Exercise aim:
The records below are to be repeated in full, exactly as they are.

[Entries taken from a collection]
----------

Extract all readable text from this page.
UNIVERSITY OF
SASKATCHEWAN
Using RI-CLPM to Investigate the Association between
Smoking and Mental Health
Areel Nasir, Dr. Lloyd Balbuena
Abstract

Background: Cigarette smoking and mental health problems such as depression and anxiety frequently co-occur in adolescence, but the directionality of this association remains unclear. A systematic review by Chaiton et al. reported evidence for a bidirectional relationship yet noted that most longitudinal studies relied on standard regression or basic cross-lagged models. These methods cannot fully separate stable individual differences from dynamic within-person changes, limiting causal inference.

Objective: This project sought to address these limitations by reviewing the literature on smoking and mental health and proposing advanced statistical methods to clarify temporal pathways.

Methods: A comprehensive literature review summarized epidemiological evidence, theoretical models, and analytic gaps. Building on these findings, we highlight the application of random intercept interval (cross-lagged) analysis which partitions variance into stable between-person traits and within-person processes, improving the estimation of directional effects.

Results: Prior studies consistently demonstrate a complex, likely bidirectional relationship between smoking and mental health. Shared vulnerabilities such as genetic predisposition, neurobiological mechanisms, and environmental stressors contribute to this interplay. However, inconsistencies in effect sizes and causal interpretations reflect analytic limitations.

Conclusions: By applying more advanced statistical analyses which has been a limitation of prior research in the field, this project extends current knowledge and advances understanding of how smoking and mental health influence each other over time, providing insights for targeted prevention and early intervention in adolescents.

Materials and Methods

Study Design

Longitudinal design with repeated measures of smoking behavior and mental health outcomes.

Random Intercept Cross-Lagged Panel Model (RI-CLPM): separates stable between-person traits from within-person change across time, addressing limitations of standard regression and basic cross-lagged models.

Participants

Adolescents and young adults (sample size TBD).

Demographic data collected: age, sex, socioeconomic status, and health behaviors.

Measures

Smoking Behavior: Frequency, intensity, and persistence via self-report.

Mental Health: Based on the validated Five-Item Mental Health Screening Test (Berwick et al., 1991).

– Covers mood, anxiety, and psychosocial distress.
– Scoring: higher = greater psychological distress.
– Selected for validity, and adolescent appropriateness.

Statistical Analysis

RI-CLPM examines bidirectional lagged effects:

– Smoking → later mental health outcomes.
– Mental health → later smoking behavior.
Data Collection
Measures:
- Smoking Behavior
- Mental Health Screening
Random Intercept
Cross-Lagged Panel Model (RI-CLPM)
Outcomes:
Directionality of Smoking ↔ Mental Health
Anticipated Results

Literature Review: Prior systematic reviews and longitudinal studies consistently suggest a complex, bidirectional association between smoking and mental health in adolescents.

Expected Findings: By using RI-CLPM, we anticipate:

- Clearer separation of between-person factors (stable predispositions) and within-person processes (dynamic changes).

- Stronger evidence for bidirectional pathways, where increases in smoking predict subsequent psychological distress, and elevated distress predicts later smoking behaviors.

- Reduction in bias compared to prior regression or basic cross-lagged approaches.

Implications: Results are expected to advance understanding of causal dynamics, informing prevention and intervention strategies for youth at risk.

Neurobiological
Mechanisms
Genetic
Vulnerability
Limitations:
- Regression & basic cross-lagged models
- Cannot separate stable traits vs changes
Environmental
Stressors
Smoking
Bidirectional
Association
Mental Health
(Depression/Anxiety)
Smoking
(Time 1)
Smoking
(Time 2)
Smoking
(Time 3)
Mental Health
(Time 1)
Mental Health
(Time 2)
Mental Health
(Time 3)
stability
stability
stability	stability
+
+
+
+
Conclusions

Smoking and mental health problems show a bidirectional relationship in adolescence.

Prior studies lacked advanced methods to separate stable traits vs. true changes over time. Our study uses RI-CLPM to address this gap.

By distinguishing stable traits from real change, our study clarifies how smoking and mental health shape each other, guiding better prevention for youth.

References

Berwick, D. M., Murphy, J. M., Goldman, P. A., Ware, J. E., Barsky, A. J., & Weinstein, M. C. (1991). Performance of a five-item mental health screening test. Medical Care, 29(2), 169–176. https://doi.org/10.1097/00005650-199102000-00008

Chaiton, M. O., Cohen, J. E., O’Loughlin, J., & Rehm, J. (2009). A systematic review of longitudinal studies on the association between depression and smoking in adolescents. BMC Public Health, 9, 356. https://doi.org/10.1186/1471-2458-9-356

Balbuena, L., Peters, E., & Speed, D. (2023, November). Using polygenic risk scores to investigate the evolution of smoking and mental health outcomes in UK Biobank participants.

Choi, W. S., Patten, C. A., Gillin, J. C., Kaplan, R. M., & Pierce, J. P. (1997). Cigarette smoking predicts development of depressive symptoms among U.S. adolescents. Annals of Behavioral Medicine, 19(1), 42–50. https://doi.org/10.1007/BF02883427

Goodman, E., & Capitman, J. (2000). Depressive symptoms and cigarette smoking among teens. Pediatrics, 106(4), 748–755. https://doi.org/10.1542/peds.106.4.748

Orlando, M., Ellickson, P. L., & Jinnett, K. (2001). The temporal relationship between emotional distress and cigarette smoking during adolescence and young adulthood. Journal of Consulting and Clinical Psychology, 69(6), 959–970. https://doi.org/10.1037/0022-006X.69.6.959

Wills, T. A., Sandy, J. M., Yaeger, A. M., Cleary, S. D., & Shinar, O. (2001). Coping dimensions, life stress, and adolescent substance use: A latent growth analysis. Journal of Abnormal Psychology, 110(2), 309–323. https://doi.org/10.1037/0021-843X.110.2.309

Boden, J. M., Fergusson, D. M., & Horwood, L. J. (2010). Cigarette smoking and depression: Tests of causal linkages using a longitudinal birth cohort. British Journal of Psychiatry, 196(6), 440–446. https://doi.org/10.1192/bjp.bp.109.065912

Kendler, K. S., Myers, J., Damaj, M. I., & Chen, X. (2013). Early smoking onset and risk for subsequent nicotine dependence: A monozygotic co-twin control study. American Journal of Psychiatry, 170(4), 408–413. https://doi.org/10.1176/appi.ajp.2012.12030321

----------

Solution:
Extract all readable text from this page.
UNIVERSITY OF
SASKATCHEWAN
Using RI-CLPM to Investigate the Association between
Smoking and Mental Health
Areel Nasir, Dr. Lloyd Balbuena
Abstract

Background: Cigarette smoking and mental health problems such as depression and anxiety frequently co-occur in adolescence, but the directionality of this association remains unclear. A systematic review by Chaiton et al. reported evidence for a bidirectional relationship yet noted that most longitudinal studies relied on standard regression or basic cross-lagged models. These methods cannot fully separate stable individual differences from dynamic within-person changes, limiting causal inference.

Objective: This project sought to address these limitations by reviewing the literature on smoking and mental health and proposing advanced statistical methods to clarify temporal pathways.

Methods: A comprehensive literature review summarized epidemiological evidence, theoretical models, and analytic gaps. Building on these findings, we highlight the application of random intercept interval (cross-lagged) analysis which partitions variance into stable between-person traits and within-person processes, improving the estimation of directional effects.

Results: Prior studies consistently demonstrate a complex, likely bidirectional relationship between smoking and mental health. Shared vulnerabilities such as genetic predisposition, neurobiological mechanisms, and environmental stressors contribute to this interplay. However, inconsistencies in effect sizes and causal interpretations reflect analytic limitations.

Conclusions: By applying more advanced statistical analyses which has been a limitation of prior research in the field, this project extends current knowledge and advances understanding of how smoking and mental health influence each other over time, providing insights for targeted prevention and early intervention in adolescents.

Materials and Methods

Study Design

Longitudinal design with repeated measures of smoking behavior and mental health outcomes.

Random Intercept Cross-Lagged Panel Model (RI-CLPM): separates stable between-person traits from within-person change across time, addressing limitations of standard regression and basic cross-lagged models.

Participants

Adolescents and young adults (sample size TBD).

Demographic data collected: age, sex, socioeconomic status, and health behaviors.

Measures

Smoking Behavior: Frequency, intensity, and persistence via self-report.

Mental Health: Based on the validated Five-Item Mental Health Screening Test (Berwick et al., 1991).

– Covers mood, anxiety, and psychosocial distress.
– Scoring: higher = greater psychological distress.
– Selected for validity, and adolescent appropriateness.

Statistical Analysis

RI-CLPM examines bidirectional lagged effects:

– Smoking → later mental health outcomes.
– Mental health → later smoking behavior.
Data Collection
Measures:
- Smoking Behavior
- Mental Health Screening
Random Intercept
Cross-Lagged Panel Model (RI-CLPM)
Outcomes:
Directionality of Smoking ↔ Mental Health
Anticipated Results

Literature Review: Prior systematic reviews and longitudinal studies consistently suggest a complex, bidirectional association between smoking and mental health in adolescents.

Expected Findings: By using RI-CLPM, we anticipate:

- Clearer separation of between-person factors (stable predispositions) and within-person processes (dynamic changes).

- Stronger evidence for bidirectional pathways, where increases in smoking predict subsequent psychological distress, and elevated distress predicts later smoking behaviors.

- Reduction in bias compared to prior regression or basic cross-lagged approaches.

Implications: Results are expected to advance understanding of causal dynamics, informing prevention and intervention strategies for youth at risk.

Neurobiological
Mechanisms
Genetic
Vulnerability
Limitations:
- Regression & basic cross-lagged models
- Cannot separate stable traits vs changes
Environmental
Stressors
Smoking
Bidirectional
Association
Mental Health
(Depression/Anxiety)
Smoking
(Time 1)
Smoking
(Time 2)
Smoking
(Time 3)
Mental Health
(Time 1)
Mental Health
(Time 2)
Mental Health
(Time 3)
stability
stability
stability	stability
+
+
+
+
Conclusions

Smoking and mental health problems show a bidirectional relationship in adolescence.

Prior studies lacked advanced methods to separate stable traits vs. true changes over time. Our study uses RI-CLPM to address this gap.

By distinguishing stable traits from real change, our study clarifies how smoking and mental health shape each other, guiding better prevention for youth.

References

Berwick, D. M., Murphy, J. M., Goldman, P. A., Ware, J. E., Barsky, A. J., & Weinstein, M. C. (1991). Performance of a five-item mental health screening test. Medical Care, 29(2), 169–176. https://doi.org/10.1097/00005650-199102000-00008

Chaiton, M. O., Cohen, J. E., O’Loughlin, J., & Rehm, J. (2009). A systematic review of longitudinal studies on the association between depression and smoking in adolescents. BMC Public Health, 9, 356. https://doi.org/10.1186/1471-2458-9-356

Balbuena, L., Peters, E., & Speed, D. (2023, November). Using polygenic risk scores to investigate the evolution of smoking and mental health outcomes in UK Biobank participants.

Choi, W. S., Patten, C. A., Gillin, J. C., Kaplan, R. M., & Pierce, J. P. (1997). Cigarette smoking predicts development of depressive symptoms among U.S. adolescents. Annals of Behavioral Medicine, 19(1), 42–50. https://doi.org/10.1007/BF02883427

Goodman, E., & Capitman, J. (2000). Depressive symptoms and cigarette smoking among teens. Pediatrics, 106(4), 748–755. https://doi.org/10.1542/peds.106.4.748

Orlando, M., Ellickson, P. L., & Jinnett, K. (2001). The temporal relationship between emotional distress and cigarette smoking during adolescence and young adulthood. Journal of Consulting and Clinical Psychology, 69(6), 959–970. https://doi.org/10.1037/0022-006X.69.6.959

Wills, T. A., Sandy, J. M., Yaeger, A. M., Cleary, S. D., & Shinar, O. (2001). Coping dimensions, life stress, and adolescent substance use: A latent growth analysis. Journal of Abnormal Psychology, 110(2), 309–323. https://doi.org/10.1037/0021-843X.110.2.309

Boden, J. M., Fergusson, D. M., & Horwood, L. J. (2010). Cigarette smoking and depression: Tests of causal linkages using a longitudinal birth cohort. British Journal of Psychiatry, 196(6), 440–446. https://doi.org/10.1192/bjp.bp.109.065912

Kendler, K. S., Myers, J., Damaj, M. I., & Chen, X. (2013). Early smoking onset and risk for subsequent nicotine dependence: A monozygotic co-twin control study. American Journal of Psychiatry, 170(4), 408–413. https://doi.org/10.1176/appi.ajp.2012.12030321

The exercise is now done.